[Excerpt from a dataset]
*****

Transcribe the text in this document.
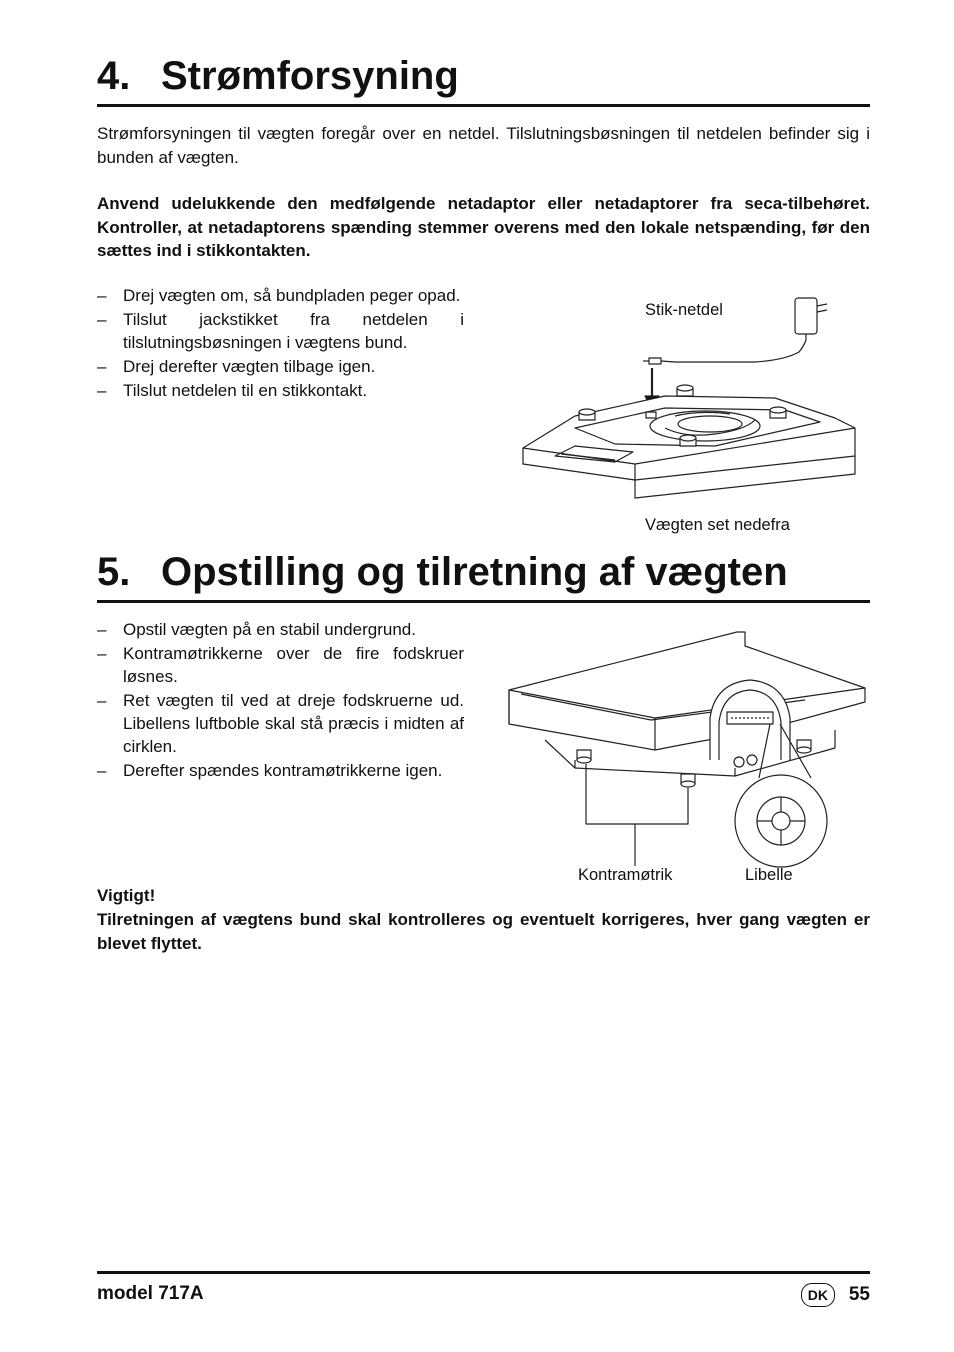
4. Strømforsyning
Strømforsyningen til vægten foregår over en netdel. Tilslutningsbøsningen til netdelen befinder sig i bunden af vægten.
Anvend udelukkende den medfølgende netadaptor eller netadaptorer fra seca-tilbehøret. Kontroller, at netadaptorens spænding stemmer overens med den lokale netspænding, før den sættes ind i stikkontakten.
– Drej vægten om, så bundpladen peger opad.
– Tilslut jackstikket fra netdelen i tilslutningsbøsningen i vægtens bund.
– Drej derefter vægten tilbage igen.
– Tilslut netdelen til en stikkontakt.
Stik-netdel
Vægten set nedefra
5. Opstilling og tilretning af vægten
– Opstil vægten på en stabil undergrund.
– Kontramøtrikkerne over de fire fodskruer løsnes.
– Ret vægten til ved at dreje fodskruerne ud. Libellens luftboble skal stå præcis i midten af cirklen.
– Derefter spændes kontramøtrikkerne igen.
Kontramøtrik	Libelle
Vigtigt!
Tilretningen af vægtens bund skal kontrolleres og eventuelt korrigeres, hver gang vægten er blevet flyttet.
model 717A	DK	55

*****

Task brief:
Pick out the lines containing the string "skal".

Exercise output:
– Ret vægten til ved at dreje fodskruerne ud. Libellens luftboble skal stå præcis i midten af cirklen.
Tilretningen af vægtens bund skal kontrolleres og eventuelt korrigeres, hver gang vægten er blevet flyttet.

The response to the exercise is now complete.